## Begin Supplied material
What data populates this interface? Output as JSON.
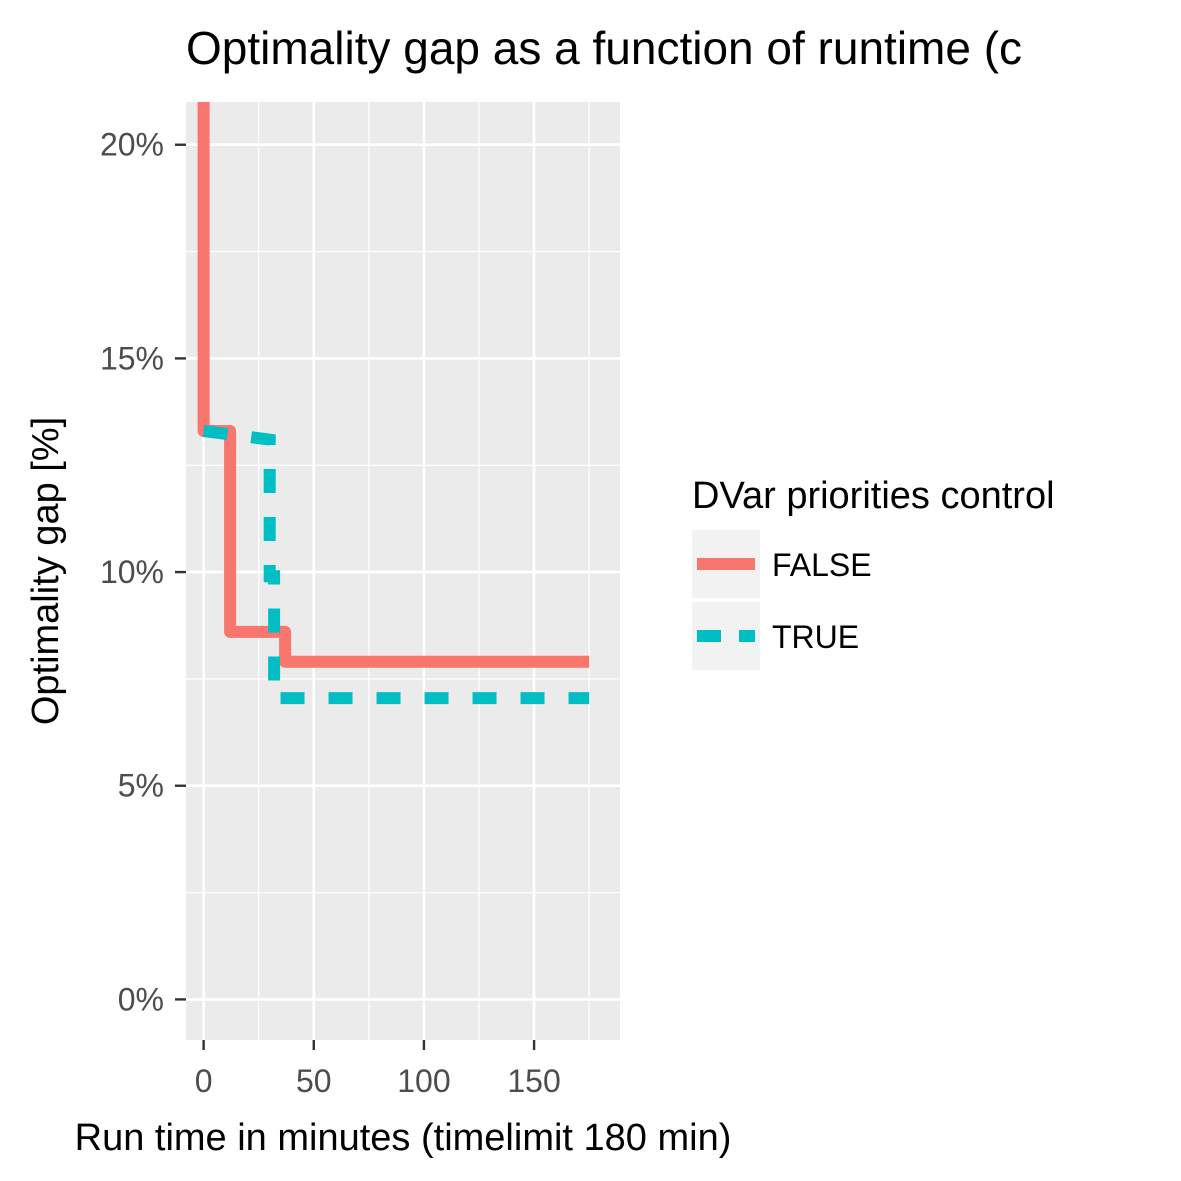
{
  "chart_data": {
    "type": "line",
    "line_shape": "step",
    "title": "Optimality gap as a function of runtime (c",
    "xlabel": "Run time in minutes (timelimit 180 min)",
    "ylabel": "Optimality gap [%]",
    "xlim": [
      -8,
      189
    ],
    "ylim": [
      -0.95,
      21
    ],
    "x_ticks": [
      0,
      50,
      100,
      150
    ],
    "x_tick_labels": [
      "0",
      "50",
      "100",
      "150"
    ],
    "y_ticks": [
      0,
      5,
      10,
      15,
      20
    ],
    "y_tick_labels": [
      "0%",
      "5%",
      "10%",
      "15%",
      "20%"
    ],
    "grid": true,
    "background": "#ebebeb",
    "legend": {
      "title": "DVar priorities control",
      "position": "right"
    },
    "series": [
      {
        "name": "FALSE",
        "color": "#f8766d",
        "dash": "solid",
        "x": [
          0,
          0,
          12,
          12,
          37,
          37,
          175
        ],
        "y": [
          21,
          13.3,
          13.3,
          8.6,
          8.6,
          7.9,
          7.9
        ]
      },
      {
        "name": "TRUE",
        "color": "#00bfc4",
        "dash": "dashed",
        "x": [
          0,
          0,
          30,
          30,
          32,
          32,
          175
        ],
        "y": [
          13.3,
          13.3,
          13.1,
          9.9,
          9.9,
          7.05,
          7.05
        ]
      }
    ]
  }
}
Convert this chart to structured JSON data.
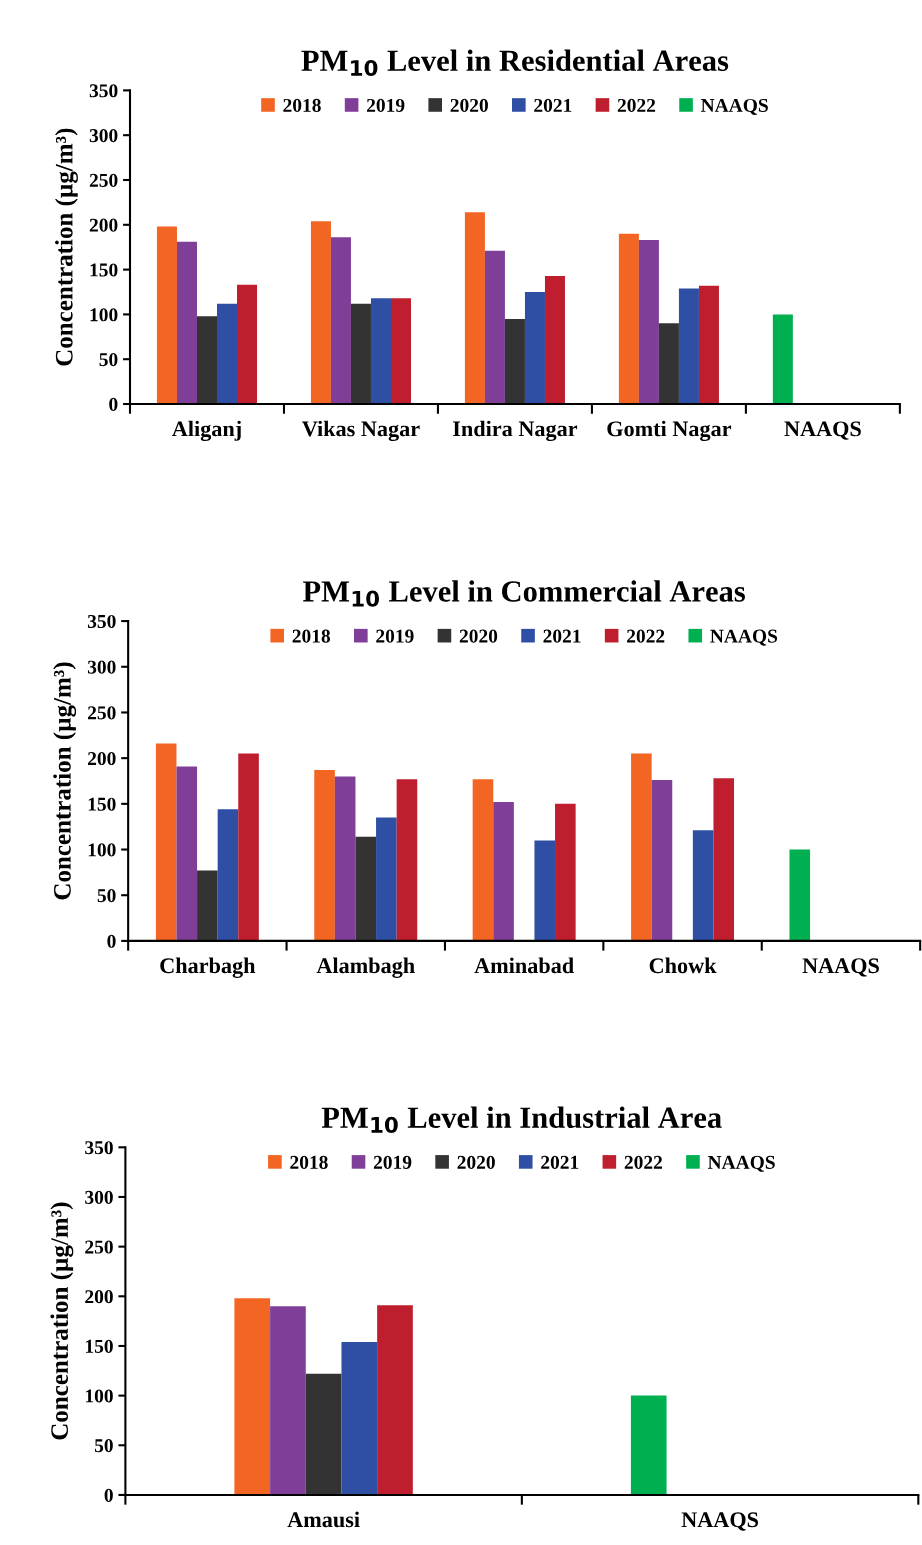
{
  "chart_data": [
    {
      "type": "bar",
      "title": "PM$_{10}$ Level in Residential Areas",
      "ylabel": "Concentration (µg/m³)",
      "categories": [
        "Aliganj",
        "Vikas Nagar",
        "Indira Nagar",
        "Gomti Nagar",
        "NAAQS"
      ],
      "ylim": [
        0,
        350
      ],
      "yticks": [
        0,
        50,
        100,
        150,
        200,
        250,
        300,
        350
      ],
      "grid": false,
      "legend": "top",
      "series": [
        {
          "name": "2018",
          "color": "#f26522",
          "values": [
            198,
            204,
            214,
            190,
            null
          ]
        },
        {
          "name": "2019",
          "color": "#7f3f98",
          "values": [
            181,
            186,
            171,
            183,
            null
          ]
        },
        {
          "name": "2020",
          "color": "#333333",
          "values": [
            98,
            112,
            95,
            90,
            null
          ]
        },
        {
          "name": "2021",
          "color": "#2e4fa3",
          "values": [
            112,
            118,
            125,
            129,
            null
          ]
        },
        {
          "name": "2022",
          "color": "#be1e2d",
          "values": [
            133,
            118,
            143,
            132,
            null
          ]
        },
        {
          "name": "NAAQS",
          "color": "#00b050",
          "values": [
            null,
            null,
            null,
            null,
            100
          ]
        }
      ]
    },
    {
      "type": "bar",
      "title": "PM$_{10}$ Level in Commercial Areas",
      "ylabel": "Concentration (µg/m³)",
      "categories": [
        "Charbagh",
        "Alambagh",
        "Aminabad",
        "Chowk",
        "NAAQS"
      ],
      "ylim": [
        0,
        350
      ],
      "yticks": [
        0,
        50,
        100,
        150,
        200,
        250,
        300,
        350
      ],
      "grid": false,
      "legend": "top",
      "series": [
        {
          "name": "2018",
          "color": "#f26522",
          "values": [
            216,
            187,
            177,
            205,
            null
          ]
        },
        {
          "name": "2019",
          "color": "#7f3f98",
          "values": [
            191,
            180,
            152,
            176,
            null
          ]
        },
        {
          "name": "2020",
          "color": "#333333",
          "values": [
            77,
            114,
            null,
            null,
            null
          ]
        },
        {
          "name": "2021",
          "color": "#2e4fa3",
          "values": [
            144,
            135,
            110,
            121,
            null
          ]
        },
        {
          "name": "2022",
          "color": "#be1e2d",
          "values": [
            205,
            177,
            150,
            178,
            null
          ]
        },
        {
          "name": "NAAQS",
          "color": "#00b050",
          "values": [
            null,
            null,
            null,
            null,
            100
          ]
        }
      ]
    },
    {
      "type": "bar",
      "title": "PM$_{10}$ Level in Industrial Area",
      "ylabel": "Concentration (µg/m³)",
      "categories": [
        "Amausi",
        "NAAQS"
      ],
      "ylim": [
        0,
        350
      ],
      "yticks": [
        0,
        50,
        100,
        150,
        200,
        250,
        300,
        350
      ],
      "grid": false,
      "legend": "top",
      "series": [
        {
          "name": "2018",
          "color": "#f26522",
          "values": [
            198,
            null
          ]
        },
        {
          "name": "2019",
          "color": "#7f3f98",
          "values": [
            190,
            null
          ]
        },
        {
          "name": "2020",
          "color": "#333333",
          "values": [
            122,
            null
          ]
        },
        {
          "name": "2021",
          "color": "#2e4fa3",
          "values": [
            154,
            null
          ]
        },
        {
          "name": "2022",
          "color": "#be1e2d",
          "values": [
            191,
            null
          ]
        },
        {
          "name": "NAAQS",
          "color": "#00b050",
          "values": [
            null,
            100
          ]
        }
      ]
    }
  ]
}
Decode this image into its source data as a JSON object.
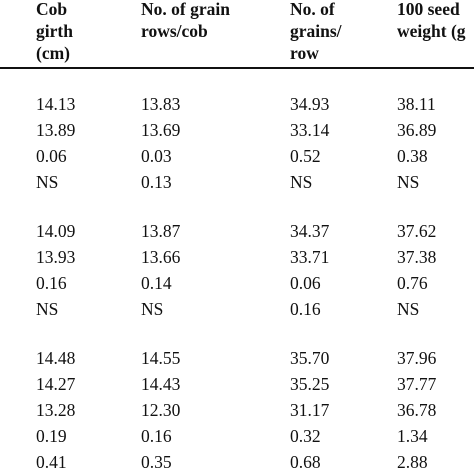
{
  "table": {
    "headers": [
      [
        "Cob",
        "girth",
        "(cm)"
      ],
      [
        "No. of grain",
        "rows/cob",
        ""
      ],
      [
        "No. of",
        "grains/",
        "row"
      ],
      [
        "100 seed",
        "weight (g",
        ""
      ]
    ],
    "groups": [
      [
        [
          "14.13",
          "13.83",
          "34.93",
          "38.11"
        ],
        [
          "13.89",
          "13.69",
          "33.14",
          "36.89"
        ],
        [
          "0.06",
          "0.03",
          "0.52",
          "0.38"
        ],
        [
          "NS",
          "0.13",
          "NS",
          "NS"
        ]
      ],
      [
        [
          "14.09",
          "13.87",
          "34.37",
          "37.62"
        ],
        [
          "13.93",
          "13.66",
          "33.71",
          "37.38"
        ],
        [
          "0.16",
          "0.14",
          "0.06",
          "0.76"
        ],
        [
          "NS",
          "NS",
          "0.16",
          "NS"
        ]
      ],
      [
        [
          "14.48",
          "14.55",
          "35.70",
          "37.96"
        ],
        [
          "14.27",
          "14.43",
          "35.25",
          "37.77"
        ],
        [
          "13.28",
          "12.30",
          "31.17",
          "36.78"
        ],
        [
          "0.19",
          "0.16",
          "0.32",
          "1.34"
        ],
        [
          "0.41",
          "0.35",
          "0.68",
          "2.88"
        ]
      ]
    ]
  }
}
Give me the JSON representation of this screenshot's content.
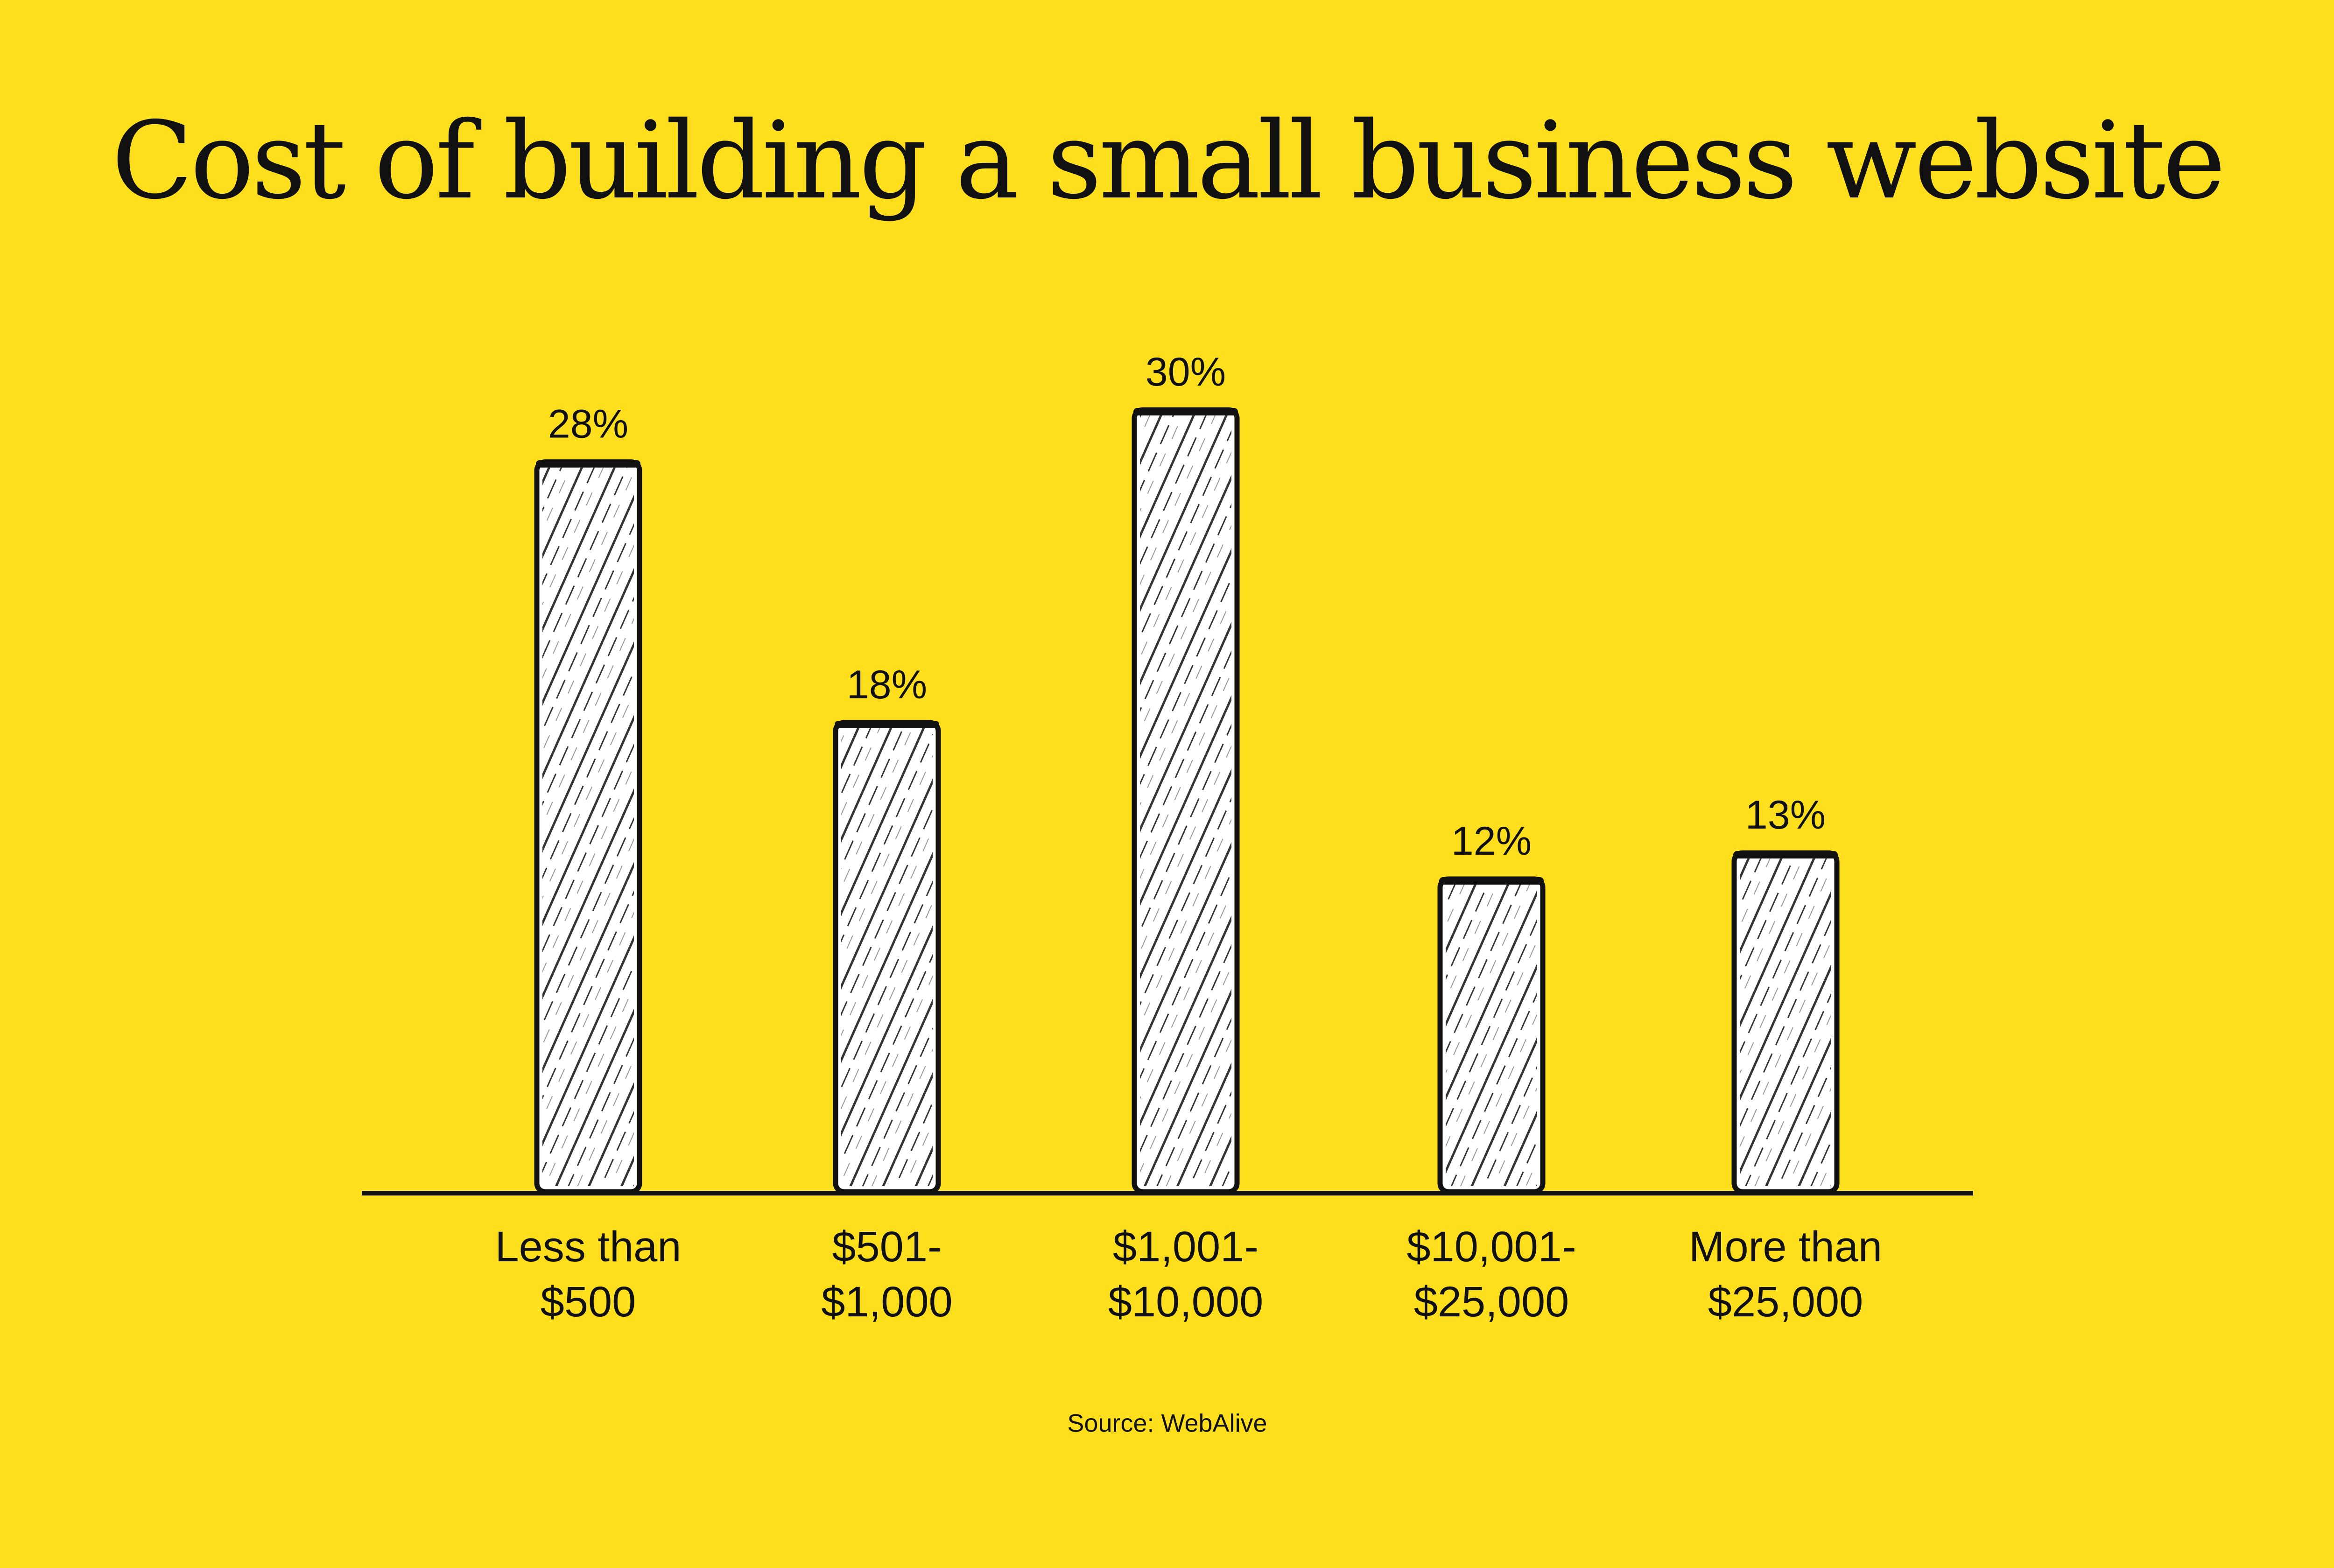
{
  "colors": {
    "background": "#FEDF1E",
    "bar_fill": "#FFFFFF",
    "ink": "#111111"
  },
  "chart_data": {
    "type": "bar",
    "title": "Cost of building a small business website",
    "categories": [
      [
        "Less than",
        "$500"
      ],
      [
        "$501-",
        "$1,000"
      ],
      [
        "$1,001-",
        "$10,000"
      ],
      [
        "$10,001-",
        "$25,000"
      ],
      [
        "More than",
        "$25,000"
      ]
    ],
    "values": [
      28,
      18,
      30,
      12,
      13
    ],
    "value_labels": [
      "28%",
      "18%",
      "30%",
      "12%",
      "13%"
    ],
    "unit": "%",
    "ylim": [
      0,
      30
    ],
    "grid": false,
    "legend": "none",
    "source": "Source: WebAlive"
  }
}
## End Supplied material
Beginning at the line with "Give me the" and ending at the last line of the listing above, retype each line exactly, including those two lines. Leave the pictures out.

Give me the JSON representation of this screenshot's content.
{
  "colors": {
    "background": "#FEDF1E",
    "bar_fill": "#FFFFFF",
    "ink": "#111111"
  },
  "chart_data": {
    "type": "bar",
    "title": "Cost of building a small business website",
    "categories": [
      [
        "Less than",
        "$500"
      ],
      [
        "$501-",
        "$1,000"
      ],
      [
        "$1,001-",
        "$10,000"
      ],
      [
        "$10,001-",
        "$25,000"
      ],
      [
        "More than",
        "$25,000"
      ]
    ],
    "values": [
      28,
      18,
      30,
      12,
      13
    ],
    "value_labels": [
      "28%",
      "18%",
      "30%",
      "12%",
      "13%"
    ],
    "unit": "%",
    "ylim": [
      0,
      30
    ],
    "grid": false,
    "legend": "none",
    "source": "Source: WebAlive"
  }
}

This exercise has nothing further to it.